===== Given information
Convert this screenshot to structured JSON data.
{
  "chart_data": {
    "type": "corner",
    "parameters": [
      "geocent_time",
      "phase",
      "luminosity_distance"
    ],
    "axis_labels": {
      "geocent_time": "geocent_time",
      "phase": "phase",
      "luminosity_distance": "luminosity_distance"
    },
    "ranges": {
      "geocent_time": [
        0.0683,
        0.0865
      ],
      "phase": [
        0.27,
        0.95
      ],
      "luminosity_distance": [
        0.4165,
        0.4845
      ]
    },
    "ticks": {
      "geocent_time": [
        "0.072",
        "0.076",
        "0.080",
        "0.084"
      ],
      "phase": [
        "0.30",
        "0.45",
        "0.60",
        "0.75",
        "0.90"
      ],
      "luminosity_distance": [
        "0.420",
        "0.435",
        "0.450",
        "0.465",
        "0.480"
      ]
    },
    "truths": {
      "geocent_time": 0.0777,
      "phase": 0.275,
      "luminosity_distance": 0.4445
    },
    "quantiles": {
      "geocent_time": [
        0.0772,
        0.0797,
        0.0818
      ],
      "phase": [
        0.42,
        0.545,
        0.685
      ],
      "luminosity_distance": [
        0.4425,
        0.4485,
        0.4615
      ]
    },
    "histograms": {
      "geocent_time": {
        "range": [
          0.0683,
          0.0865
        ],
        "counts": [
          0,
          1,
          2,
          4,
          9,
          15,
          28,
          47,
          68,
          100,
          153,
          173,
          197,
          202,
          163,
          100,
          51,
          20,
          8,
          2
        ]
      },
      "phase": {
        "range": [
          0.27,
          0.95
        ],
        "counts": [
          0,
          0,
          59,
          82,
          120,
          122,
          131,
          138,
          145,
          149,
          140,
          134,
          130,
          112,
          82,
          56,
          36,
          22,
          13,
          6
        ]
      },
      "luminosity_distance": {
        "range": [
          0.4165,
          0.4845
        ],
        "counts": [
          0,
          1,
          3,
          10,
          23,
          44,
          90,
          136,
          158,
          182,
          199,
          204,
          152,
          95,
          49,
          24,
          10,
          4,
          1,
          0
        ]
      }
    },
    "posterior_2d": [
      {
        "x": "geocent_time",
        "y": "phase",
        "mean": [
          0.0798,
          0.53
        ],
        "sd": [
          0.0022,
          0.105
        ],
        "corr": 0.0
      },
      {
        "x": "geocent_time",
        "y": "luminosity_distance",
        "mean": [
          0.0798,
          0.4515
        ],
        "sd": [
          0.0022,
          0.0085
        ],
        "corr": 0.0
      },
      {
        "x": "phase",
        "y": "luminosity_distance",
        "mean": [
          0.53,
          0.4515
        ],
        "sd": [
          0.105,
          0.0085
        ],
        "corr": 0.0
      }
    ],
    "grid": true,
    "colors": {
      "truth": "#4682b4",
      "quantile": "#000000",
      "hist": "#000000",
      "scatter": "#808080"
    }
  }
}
==========
===== Given information
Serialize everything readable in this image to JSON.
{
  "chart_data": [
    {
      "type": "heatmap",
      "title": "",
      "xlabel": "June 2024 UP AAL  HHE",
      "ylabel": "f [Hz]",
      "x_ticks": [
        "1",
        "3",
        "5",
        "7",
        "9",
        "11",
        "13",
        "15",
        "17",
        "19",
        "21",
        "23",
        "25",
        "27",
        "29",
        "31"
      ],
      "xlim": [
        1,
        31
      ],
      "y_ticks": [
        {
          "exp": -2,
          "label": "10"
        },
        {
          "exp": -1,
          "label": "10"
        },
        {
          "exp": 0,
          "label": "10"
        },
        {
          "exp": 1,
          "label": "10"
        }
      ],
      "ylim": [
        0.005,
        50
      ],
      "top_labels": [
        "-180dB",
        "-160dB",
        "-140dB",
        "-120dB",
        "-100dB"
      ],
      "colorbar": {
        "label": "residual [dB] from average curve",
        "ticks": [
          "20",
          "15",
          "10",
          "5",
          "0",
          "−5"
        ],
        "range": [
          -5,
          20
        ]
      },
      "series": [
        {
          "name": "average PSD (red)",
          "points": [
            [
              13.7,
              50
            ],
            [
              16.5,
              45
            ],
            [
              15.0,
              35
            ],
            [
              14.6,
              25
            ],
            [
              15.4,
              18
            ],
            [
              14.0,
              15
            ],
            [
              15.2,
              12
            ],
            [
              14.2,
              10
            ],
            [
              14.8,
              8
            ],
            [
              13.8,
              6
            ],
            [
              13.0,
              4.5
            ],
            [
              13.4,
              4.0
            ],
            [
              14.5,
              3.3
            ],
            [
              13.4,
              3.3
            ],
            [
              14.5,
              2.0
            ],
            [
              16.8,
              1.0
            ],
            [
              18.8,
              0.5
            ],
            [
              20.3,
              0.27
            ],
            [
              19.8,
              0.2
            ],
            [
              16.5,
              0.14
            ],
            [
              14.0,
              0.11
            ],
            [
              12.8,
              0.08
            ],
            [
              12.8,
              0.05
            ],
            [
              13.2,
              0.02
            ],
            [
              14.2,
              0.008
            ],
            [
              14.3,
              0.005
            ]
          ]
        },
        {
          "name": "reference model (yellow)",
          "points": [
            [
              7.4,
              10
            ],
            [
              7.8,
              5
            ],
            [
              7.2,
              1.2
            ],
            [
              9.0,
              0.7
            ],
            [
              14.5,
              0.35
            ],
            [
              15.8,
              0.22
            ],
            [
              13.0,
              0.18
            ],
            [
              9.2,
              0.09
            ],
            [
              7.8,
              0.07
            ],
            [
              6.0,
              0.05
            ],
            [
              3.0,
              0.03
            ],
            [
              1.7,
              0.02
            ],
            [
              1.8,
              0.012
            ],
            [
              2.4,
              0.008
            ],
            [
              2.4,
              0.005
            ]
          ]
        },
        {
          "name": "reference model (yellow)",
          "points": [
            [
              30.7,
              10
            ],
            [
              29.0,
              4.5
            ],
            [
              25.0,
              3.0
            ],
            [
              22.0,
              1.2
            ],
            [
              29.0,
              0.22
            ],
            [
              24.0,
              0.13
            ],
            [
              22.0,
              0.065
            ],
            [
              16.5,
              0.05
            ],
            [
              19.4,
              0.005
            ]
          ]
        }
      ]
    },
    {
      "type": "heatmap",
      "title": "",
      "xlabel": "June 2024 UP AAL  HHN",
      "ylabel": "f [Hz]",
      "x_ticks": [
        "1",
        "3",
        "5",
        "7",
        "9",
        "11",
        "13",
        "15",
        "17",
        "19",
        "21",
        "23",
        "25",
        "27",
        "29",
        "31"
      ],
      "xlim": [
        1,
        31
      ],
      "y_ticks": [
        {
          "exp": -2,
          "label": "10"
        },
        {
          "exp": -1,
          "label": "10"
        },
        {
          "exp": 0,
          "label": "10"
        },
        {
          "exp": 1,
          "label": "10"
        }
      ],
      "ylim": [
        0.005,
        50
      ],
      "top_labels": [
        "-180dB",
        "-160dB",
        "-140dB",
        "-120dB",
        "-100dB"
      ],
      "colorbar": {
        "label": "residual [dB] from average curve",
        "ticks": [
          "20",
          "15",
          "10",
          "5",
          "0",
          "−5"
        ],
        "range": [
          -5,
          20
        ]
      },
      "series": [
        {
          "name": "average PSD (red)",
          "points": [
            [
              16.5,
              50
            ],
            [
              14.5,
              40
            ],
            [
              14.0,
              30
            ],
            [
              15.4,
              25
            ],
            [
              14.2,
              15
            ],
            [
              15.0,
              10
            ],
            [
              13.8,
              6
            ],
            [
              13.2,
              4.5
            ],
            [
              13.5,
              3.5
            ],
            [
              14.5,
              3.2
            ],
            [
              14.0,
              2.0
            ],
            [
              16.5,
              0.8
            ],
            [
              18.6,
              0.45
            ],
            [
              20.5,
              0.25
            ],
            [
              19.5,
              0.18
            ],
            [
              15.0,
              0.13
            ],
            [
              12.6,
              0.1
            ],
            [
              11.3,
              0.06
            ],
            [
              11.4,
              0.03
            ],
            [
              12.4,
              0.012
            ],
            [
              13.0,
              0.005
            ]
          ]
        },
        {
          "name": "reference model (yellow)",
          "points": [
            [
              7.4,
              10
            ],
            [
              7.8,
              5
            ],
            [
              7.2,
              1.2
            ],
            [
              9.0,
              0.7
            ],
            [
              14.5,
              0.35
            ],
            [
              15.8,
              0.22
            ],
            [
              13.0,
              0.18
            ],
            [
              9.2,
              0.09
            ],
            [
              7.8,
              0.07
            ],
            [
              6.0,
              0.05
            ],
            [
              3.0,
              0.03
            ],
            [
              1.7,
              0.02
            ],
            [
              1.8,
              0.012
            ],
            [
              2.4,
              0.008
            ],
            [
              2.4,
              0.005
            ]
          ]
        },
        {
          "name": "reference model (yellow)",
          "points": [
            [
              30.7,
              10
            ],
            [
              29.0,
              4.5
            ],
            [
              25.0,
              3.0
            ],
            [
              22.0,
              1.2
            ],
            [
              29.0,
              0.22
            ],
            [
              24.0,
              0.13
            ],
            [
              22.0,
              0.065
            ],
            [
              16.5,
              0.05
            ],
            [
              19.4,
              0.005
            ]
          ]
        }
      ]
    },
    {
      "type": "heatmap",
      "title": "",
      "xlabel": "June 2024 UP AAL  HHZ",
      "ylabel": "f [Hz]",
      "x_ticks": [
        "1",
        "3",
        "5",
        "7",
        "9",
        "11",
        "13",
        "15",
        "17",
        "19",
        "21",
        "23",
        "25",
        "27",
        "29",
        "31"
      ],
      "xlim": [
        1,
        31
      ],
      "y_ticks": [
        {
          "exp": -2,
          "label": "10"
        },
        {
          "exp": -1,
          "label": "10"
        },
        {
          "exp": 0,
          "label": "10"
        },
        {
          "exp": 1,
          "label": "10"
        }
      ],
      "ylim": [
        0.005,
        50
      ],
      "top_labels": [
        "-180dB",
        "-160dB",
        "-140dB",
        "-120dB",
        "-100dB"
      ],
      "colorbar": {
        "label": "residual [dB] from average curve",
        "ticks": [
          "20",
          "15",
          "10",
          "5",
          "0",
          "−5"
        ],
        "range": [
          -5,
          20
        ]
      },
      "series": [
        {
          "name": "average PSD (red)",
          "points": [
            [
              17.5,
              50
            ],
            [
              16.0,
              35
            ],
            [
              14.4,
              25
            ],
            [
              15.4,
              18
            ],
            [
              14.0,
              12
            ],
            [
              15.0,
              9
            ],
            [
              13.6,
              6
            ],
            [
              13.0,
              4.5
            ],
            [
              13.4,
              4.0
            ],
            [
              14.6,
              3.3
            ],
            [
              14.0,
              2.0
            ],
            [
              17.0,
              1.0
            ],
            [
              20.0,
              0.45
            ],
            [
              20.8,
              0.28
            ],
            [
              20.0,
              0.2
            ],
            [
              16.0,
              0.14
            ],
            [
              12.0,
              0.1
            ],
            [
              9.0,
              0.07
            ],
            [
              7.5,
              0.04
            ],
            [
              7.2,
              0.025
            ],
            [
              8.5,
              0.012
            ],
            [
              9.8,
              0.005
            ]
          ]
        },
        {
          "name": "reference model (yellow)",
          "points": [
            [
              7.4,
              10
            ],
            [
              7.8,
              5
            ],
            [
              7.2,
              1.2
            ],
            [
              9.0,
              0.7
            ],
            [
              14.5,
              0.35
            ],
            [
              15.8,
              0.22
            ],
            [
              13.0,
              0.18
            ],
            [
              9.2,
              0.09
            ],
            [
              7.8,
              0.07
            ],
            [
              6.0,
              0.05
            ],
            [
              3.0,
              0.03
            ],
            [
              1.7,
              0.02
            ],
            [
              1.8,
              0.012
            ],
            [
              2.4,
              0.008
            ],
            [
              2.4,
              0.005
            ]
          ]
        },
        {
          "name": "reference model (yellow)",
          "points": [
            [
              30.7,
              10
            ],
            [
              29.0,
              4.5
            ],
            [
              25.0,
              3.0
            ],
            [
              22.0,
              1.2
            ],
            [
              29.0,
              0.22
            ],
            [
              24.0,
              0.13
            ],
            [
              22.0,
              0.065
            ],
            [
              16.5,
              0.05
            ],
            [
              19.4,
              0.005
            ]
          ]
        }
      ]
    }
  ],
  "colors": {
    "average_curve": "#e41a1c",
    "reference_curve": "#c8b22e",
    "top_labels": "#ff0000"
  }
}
==========
The task.
Say how many lines of the material contain the word "June", with no other text.

Exercise output.
3